▼
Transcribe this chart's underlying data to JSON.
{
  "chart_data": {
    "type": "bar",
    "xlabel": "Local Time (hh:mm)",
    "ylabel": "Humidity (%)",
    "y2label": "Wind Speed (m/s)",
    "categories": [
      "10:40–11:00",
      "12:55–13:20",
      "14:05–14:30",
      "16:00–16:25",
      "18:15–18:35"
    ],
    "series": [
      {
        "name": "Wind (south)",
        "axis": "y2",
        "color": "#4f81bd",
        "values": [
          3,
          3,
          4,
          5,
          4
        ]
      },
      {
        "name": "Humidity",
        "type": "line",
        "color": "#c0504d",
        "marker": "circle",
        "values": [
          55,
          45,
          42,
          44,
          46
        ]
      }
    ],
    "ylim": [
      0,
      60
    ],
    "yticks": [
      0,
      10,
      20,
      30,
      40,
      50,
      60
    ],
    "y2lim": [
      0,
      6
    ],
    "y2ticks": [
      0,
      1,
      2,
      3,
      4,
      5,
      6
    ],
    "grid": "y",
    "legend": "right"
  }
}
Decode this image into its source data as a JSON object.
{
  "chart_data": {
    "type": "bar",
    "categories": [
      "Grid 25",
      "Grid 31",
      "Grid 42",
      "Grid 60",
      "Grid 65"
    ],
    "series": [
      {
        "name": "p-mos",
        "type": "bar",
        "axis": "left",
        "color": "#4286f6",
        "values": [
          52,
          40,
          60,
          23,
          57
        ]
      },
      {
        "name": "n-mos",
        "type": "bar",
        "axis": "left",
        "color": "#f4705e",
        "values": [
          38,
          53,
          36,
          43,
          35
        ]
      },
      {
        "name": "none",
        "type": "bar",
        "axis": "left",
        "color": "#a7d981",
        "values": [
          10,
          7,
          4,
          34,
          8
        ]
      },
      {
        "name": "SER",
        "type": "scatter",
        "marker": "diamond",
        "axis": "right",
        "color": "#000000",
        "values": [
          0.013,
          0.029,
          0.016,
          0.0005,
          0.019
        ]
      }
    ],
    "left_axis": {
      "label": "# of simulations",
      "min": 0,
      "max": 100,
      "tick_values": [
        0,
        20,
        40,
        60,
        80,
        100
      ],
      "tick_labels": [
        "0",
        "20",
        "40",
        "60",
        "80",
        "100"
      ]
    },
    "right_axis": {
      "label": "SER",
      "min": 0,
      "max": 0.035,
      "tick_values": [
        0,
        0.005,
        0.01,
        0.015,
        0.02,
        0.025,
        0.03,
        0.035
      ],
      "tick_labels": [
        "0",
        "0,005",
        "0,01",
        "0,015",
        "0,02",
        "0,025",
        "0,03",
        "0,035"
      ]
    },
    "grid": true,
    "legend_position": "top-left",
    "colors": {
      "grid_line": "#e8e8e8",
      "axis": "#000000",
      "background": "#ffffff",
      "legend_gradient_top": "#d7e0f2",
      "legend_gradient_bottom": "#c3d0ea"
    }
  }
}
▲
Request
Return all the lines that contain the string "Wind".

Written response
    "y2label": "Wind Speed (m/s)",
        "name": "Wind (south)",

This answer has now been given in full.